Return all of the entries word for word, but omit the pictures they contain.

■ ■ ■ ■

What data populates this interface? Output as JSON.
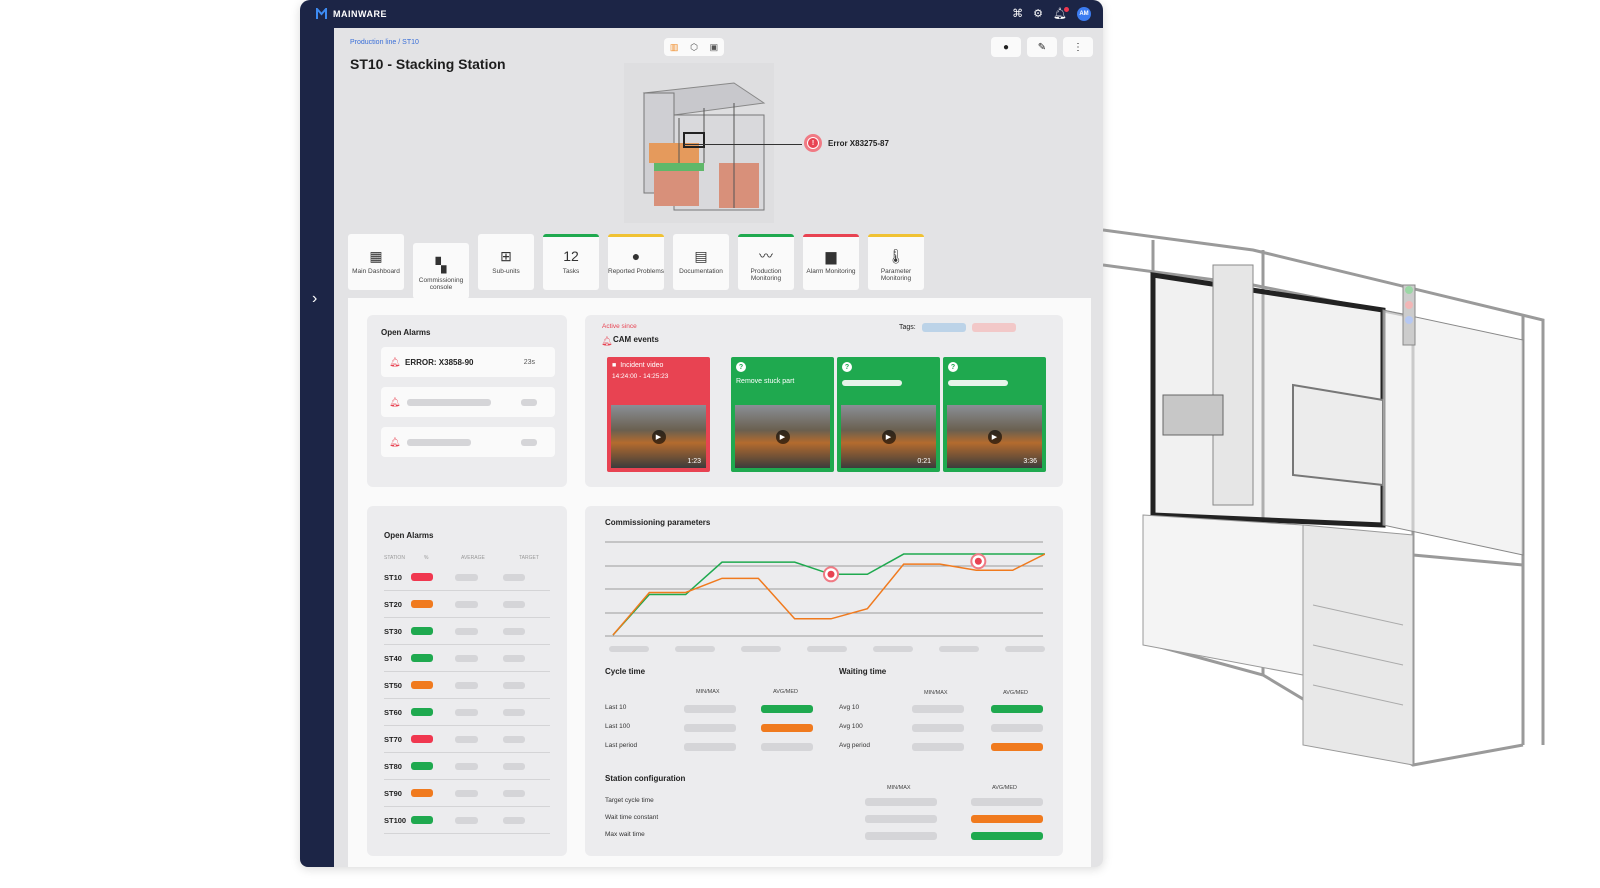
{
  "app": {
    "name": "MAINWARE"
  },
  "header": {
    "avatar_initials": "AM"
  },
  "breadcrumb": {
    "parent": "Production line",
    "separator": " / ",
    "current": "ST10"
  },
  "page": {
    "title": "ST10 - Stacking Station"
  },
  "error_callout": {
    "label": "Error X83275-87"
  },
  "tabs": [
    {
      "label": "Main Dashboard",
      "icon": "dashboard-icon"
    },
    {
      "label": "Commissioning console",
      "icon": "console-icon"
    },
    {
      "label": "Sub-units",
      "icon": "hierarchy-icon"
    },
    {
      "label": "Tasks",
      "number": "12",
      "status": "#1fa94f"
    },
    {
      "label": "Reported Problems",
      "icon": "alert-circle-icon",
      "status": "#f0c233"
    },
    {
      "label": "Documentation",
      "icon": "document-icon"
    },
    {
      "label": "Production Monitoring",
      "icon": "trend-icon",
      "status": "#1fa94f"
    },
    {
      "label": "Alarm Monitoring",
      "icon": "alert-message-icon",
      "status": "#e84352"
    },
    {
      "label": "Parameter Monitoring",
      "icon": "thermometer-icon",
      "status": "#f0c233"
    }
  ],
  "open_alarms": {
    "title": "Open Alarms",
    "first": {
      "text": "ERROR: X3858-90",
      "time": "23s"
    }
  },
  "cam_events": {
    "active_since": "Active since",
    "title": "CAM events",
    "tags_label": "Tags:",
    "tiles": [
      {
        "title": "Incident video",
        "subtitle": "14:24:00 - 14:25:23",
        "duration": "1:23",
        "color": "#e84352"
      },
      {
        "title": "Remove stuck part",
        "duration": "",
        "color": "#1fa94f"
      },
      {
        "duration": "0:21",
        "color": "#1fa94f"
      },
      {
        "duration": "3:36",
        "color": "#1fa94f"
      }
    ]
  },
  "station_alarms": {
    "title": "Open Alarms",
    "columns": [
      "STATION",
      "%",
      "AVERAGE",
      "TARGET"
    ],
    "rows": [
      {
        "name": "ST10",
        "status": "#f0374f"
      },
      {
        "name": "ST20",
        "status": "#f07a1e"
      },
      {
        "name": "ST30",
        "status": "#1fa94f"
      },
      {
        "name": "ST40",
        "status": "#1fa94f"
      },
      {
        "name": "ST50",
        "status": "#f07a1e"
      },
      {
        "name": "ST60",
        "status": "#1fa94f"
      },
      {
        "name": "ST70",
        "status": "#f0374f"
      },
      {
        "name": "ST80",
        "status": "#1fa94f"
      },
      {
        "name": "ST90",
        "status": "#f07a1e"
      },
      {
        "name": "ST100",
        "status": "#1fa94f"
      }
    ]
  },
  "commissioning": {
    "title": "Commissioning parameters",
    "cycle_time": {
      "title": "Cycle time",
      "columns": [
        "MIN/MAX",
        "AVG/MED"
      ],
      "rows": [
        {
          "label": "Last 10",
          "status": "green"
        },
        {
          "label": "Last 100",
          "status": "orange"
        },
        {
          "label": "Last period",
          "status": "gray"
        }
      ]
    },
    "waiting_time": {
      "title": "Waiting time",
      "columns": [
        "MIN/MAX",
        "AVG/MED"
      ],
      "rows": [
        {
          "label": "Avg 10",
          "status": "green"
        },
        {
          "label": "Avg 100",
          "status": "gray"
        },
        {
          "label": "Avg period",
          "status": "orange"
        }
      ]
    },
    "station_config": {
      "title": "Station configuration",
      "columns": [
        "MIN/MAX",
        "AVG/MED"
      ],
      "rows": [
        {
          "label": "Target cycle time",
          "status": "gray"
        },
        {
          "label": "Wait time constant",
          "status": "orange"
        },
        {
          "label": "Max wait time",
          "status": "green"
        }
      ]
    }
  },
  "chart_data": {
    "type": "line",
    "title": "Commissioning parameters",
    "x": [
      0,
      1,
      2,
      3,
      4,
      5,
      6,
      7,
      8,
      9,
      10,
      11,
      12
    ],
    "series": [
      {
        "color": "#1fa94f",
        "values": [
          0,
          2,
          2,
          3.6,
          3.6,
          3.6,
          3,
          3,
          4,
          4,
          4,
          4,
          4
        ]
      },
      {
        "color": "#f07a1e",
        "values": [
          0,
          2.1,
          2.1,
          2.8,
          2.8,
          0.8,
          0.8,
          1.3,
          3.5,
          3.5,
          3.2,
          3.2,
          4.1
        ]
      }
    ],
    "colors": {
      "green": "#1fa94f",
      "orange": "#f07a1e"
    }
  }
}
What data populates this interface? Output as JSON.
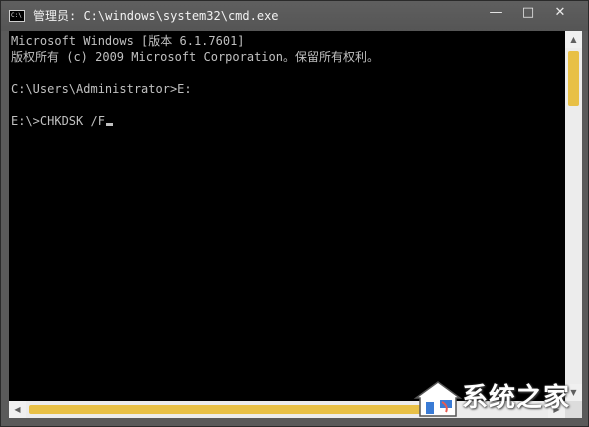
{
  "window": {
    "title": "管理员: C:\\windows\\system32\\cmd.exe",
    "icon": "console-app-icon",
    "icon_glyph": "C:\\",
    "controls": {
      "minimize": "—",
      "maximize": "□",
      "close": "✕"
    }
  },
  "console": {
    "lines": [
      "Microsoft Windows [版本 6.1.7601]",
      "版权所有 (c) 2009 Microsoft Corporation。保留所有权利。",
      "",
      "C:\\Users\\Administrator>E:",
      "",
      "E:\\>CHKDSK /F"
    ],
    "colors": {
      "background": "#000000",
      "text": "#c0c0c0"
    }
  },
  "scrollbars": {
    "thumb_color": "#e8c046",
    "up_glyph": "▲",
    "down_glyph": "▼",
    "left_glyph": "◀",
    "right_glyph": "▶"
  },
  "watermark": {
    "text": "系统之家"
  }
}
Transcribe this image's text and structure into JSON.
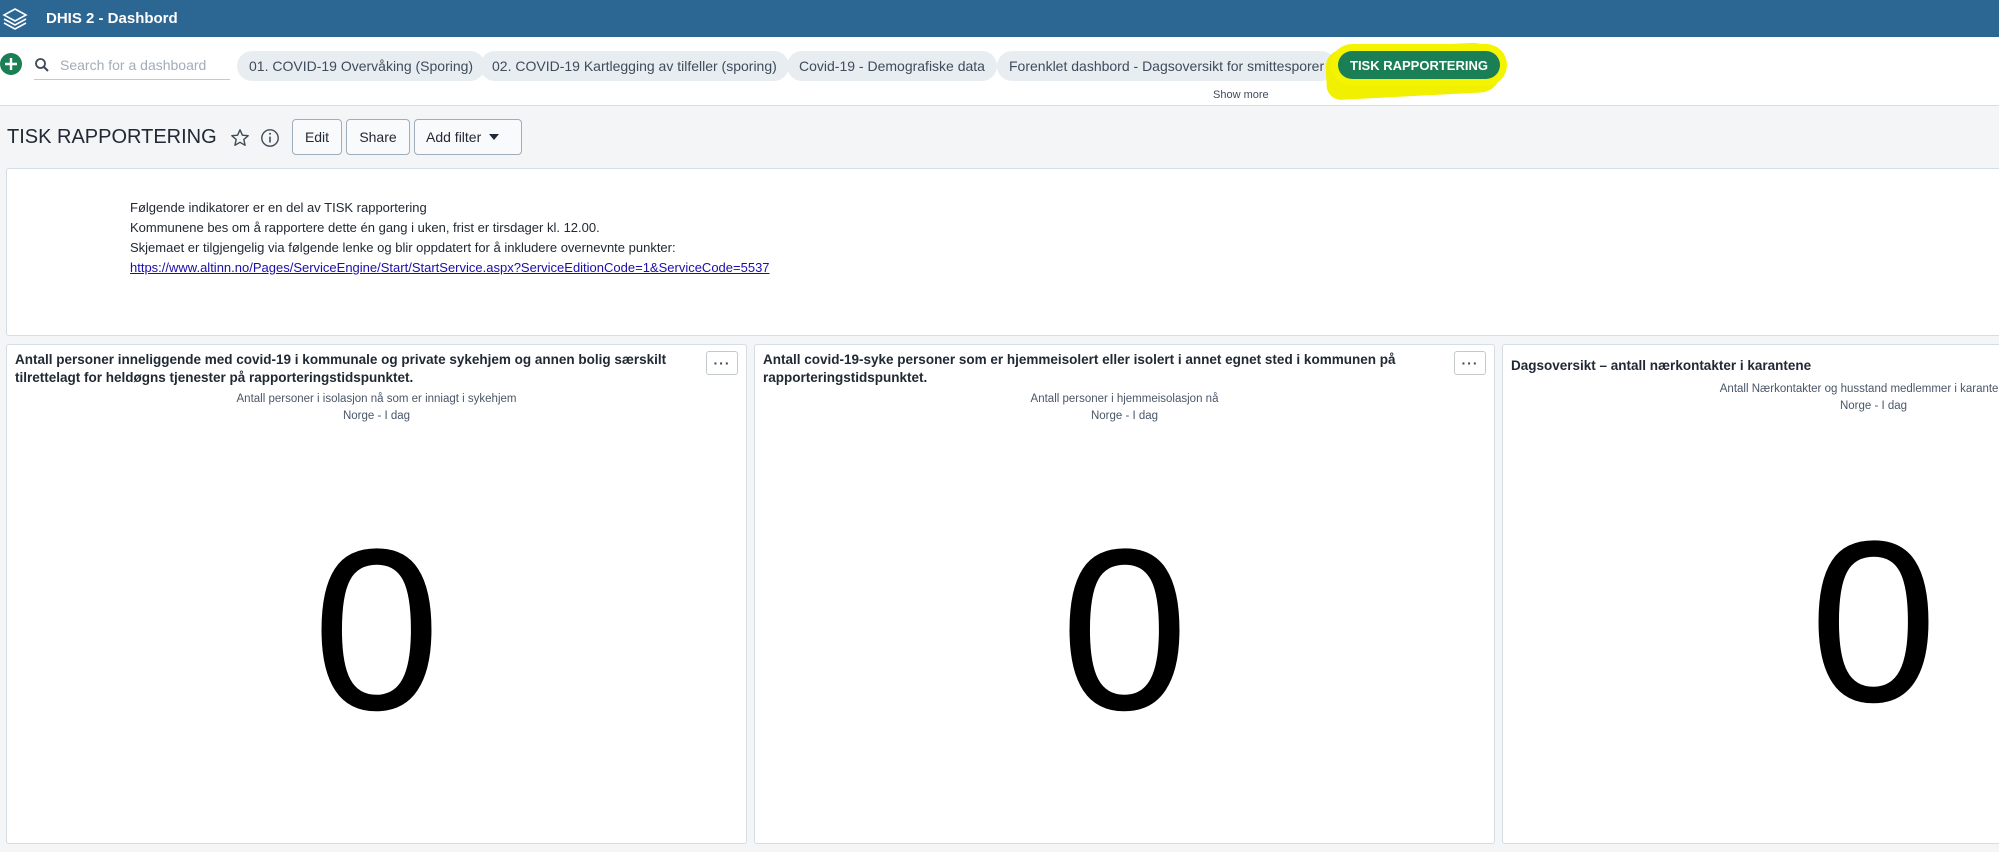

■ ■ ■ ■

[Response to the task]:
What data populates this interface? Output as JSON.
{
  "app": {
    "name": "MAINWARE"
  },
  "header": {
    "avatar_initials": "AM"
  },
  "breadcrumb": {
    "parent": "Production line",
    "separator": " / ",
    "current": "ST10"
  },
  "page": {
    "title": "ST10 - Stacking Station"
  },
  "error_callout": {
    "label": "Error X83275-87"
  },
  "tabs": [
    {
      "label": "Main Dashboard",
      "icon": "dashboard-icon"
    },
    {
      "label": "Commissioning console",
      "icon": "console-icon"
    },
    {
      "label": "Sub-units",
      "icon": "hierarchy-icon"
    },
    {
      "label": "Tasks",
      "number": "12",
      "status": "#1fa94f"
    },
    {
      "label": "Reported Problems",
      "icon": "alert-circle-icon",
      "status": "#f0c233"
    },
    {
      "label": "Documentation",
      "icon": "document-icon"
    },
    {
      "label": "Production Monitoring",
      "icon": "trend-icon",
      "status": "#1fa94f"
    },
    {
      "label": "Alarm Monitoring",
      "icon": "alert-message-icon",
      "status": "#e84352"
    },
    {
      "label": "Parameter Monitoring",
      "icon": "thermometer-icon",
      "status": "#f0c233"
    }
  ],
  "open_alarms": {
    "title": "Open Alarms",
    "first": {
      "text": "ERROR: X3858-90",
      "time": "23s"
    }
  },
  "cam_events": {
    "active_since": "Active since",
    "title": "CAM events",
    "tags_label": "Tags:",
    "tiles": [
      {
        "title": "Incident video",
        "subtitle": "14:24:00 - 14:25:23",
        "duration": "1:23",
        "color": "#e84352"
      },
      {
        "title": "Remove stuck part",
        "duration": "",
        "color": "#1fa94f"
      },
      {
        "duration": "0:21",
        "color": "#1fa94f"
      },
      {
        "duration": "3:36",
        "color": "#1fa94f"
      }
    ]
  },
  "station_alarms": {
    "title": "Open Alarms",
    "columns": [
      "STATION",
      "%",
      "AVERAGE",
      "TARGET"
    ],
    "rows": [
      {
        "name": "ST10",
        "status": "#f0374f"
      },
      {
        "name": "ST20",
        "status": "#f07a1e"
      },
      {
        "name": "ST30",
        "status": "#1fa94f"
      },
      {
        "name": "ST40",
        "status": "#1fa94f"
      },
      {
        "name": "ST50",
        "status": "#f07a1e"
      },
      {
        "name": "ST60",
        "status": "#1fa94f"
      },
      {
        "name": "ST70",
        "status": "#f0374f"
      },
      {
        "name": "ST80",
        "status": "#1fa94f"
      },
      {
        "name": "ST90",
        "status": "#f07a1e"
      },
      {
        "name": "ST100",
        "status": "#1fa94f"
      }
    ]
  },
  "commissioning": {
    "title": "Commissioning parameters",
    "cycle_time": {
      "title": "Cycle time",
      "columns": [
        "MIN/MAX",
        "AVG/MED"
      ],
      "rows": [
        {
          "label": "Last 10",
          "status": "green"
        },
        {
          "label": "Last 100",
          "status": "orange"
        },
        {
          "label": "Last period",
          "status": "gray"
        }
      ]
    },
    "waiting_time": {
      "title": "Waiting time",
      "columns": [
        "MIN/MAX",
        "AVG/MED"
      ],
      "rows": [
        {
          "label": "Avg 10",
          "status": "green"
        },
        {
          "label": "Avg 100",
          "status": "gray"
        },
        {
          "label": "Avg period",
          "status": "orange"
        }
      ]
    },
    "station_config": {
      "title": "Station configuration",
      "columns": [
        "MIN/MAX",
        "AVG/MED"
      ],
      "rows": [
        {
          "label": "Target cycle time",
          "status": "gray"
        },
        {
          "label": "Wait time constant",
          "status": "orange"
        },
        {
          "label": "Max wait time",
          "status": "green"
        }
      ]
    }
  },
  "chart_data": {
    "type": "line",
    "title": "Commissioning parameters",
    "x": [
      0,
      1,
      2,
      3,
      4,
      5,
      6,
      7,
      8,
      9,
      10,
      11,
      12
    ],
    "series": [
      {
        "color": "#1fa94f",
        "values": [
          0,
          2,
          2,
          3.6,
          3.6,
          3.6,
          3,
          3,
          4,
          4,
          4,
          4,
          4
        ]
      },
      {
        "color": "#f07a1e",
        "values": [
          0,
          2.1,
          2.1,
          2.8,
          2.8,
          0.8,
          0.8,
          1.3,
          3.5,
          3.5,
          3.2,
          3.2,
          4.1
        ]
      }
    ],
    "colors": {
      "green": "#1fa94f",
      "orange": "#f07a1e"
    }
  }
}
What data populates this interface? Output as JSON.
{
  "window": {
    "title": "管理员: C:\\windows\\system32\\cmd.exe",
    "icon": "console-app-icon",
    "icon_glyph": "C:\\",
    "controls": {
      "minimize": "—",
      "maximize": "□",
      "close": "✕"
    }
  },
  "console": {
    "lines": [
      "Microsoft Windows [版本 6.1.7601]",
      "版权所有 (c) 2009 Microsoft Corporation。保留所有权利。",
      "",
      "C:\\Users\\Administrator>E:",
      "",
      "E:\\>CHKDSK /F"
    ],
    "colors": {
      "background": "#000000",
      "text": "#c0c0c0"
    }
  },
  "scrollbars": {
    "thumb_color": "#e8c046",
    "up_glyph": "▲",
    "down_glyph": "▼",
    "left_glyph": "◀",
    "right_glyph": "▶"
  },
  "watermark": {
    "text": "系统之家"
  }
}
Transcribe this image's text and structure into JSON.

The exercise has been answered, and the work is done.